Quote the records below in full, exactly as given, with the images taken out.
□ □ □
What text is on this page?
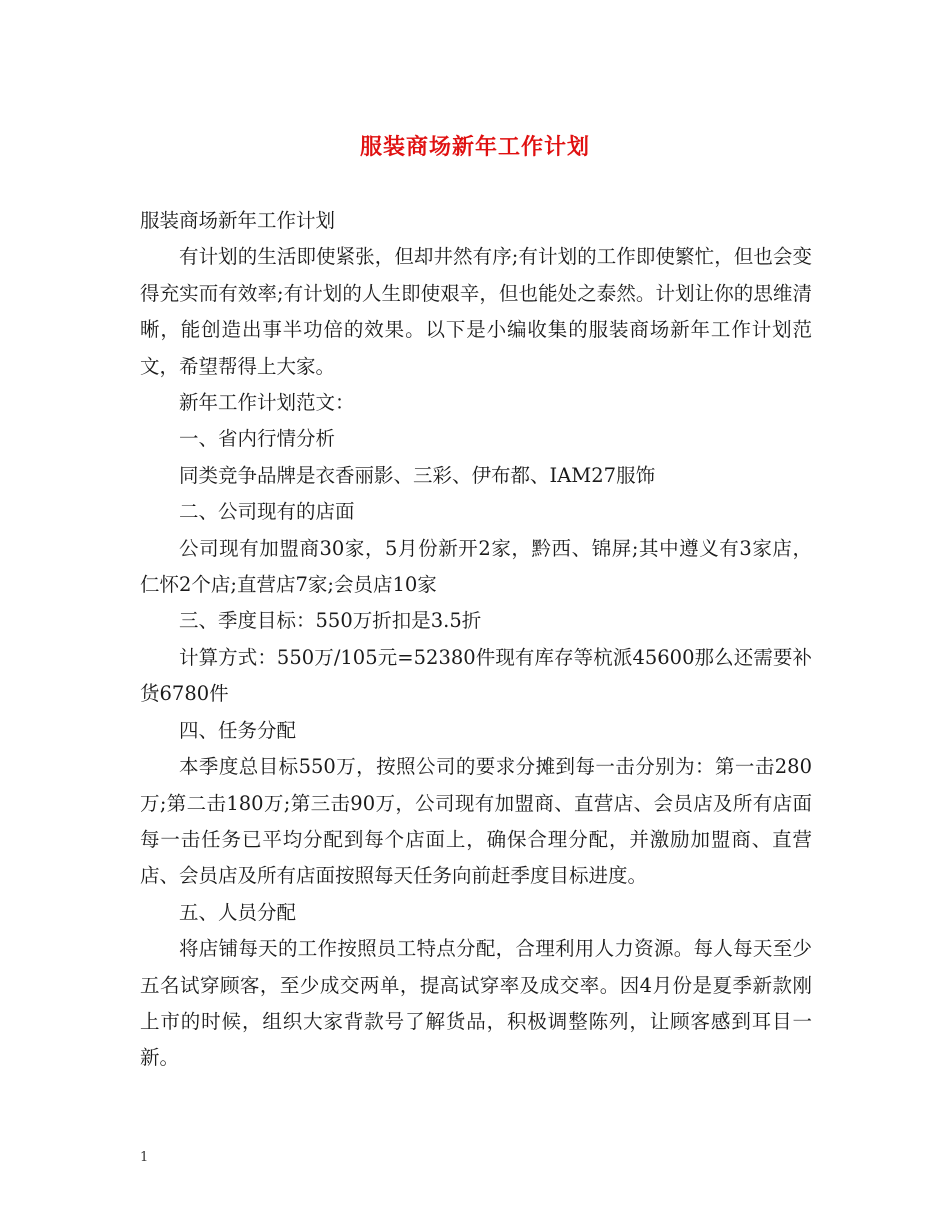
服装商场新年工作计划

服装商场新年工作计划

有计划的生活即使紧张，但却井然有序;有计划的工作即使繁忙，但也会变得充实而有效率;有计划的人生即使艰辛，但也能处之泰然。计划让你的思维清晰，能创造出事半功倍的效果。以下是小编收集的服装商场新年工作计划范文，希望帮得上大家。

新年工作计划范文：

一、省内行情分析

同类竞争品牌是衣香丽影、三彩、伊布都、IAM27服饰

二、公司现有的店面

公司现有加盟商30家，5月份新开2家，黔西、锦屏;其中遵义有3家店，仁怀2个店;直营店7家;会员店10家

三、季度目标：550万折扣是3.5折

计算方式：550万/105元=52380件现有库存等杭派45600那么还需要补货6780件

四、任务分配

本季度总目标550万，按照公司的要求分摊到每一击分别为：第一击280万;第二击180万;第三击90万，公司现有加盟商、直营店、会员店及所有店面每一击任务已平均分配到每个店面上，确保合理分配，并激励加盟商、直营店、会员店及所有店面按照每天任务向前赶季度目标进度。

五、人员分配

将店铺每天的工作按照员工特点分配，合理利用人力资源。每人每天至少五名试穿顾客，至少成交两单，提高试穿率及成交率。因4月份是夏季新款刚上市的时候，组织大家背款号了解货品，积极调整陈列，让顾客感到耳目一新。

1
□ □ □
Finished answer
What text is on this page?
服装商场新年工作计划

服装商场新年工作计划

有计划的生活即使紧张，但却井然有序;有计划的工作即使繁忙，但也会变得充实而有效率;有计划的人生即使艰辛，但也能处之泰然。计划让你的思维清晰，能创造出事半功倍的效果。以下是小编收集的服装商场新年工作计划范文，希望帮得上大家。

新年工作计划范文：

一、省内行情分析

同类竞争品牌是衣香丽影、三彩、伊布都、IAM27服饰

二、公司现有的店面

公司现有加盟商30家，5月份新开2家，黔西、锦屏;其中遵义有3家店，仁怀2个店;直营店7家;会员店10家

三、季度目标：550万折扣是3.5折

计算方式：550万/105元=52380件现有库存等杭派45600那么还需要补货6780件

四、任务分配

本季度总目标550万，按照公司的要求分摊到每一击分别为：第一击280万;第二击180万;第三击90万，公司现有加盟商、直营店、会员店及所有店面每一击任务已平均分配到每个店面上，确保合理分配，并激励加盟商、直营店、会员店及所有店面按照每天任务向前赶季度目标进度。

五、人员分配

将店铺每天的工作按照员工特点分配，合理利用人力资源。每人每天至少五名试穿顾客，至少成交两单，提高试穿率及成交率。因4月份是夏季新款刚上市的时候，组织大家背款号了解货品，积极调整陈列，让顾客感到耳目一新。

1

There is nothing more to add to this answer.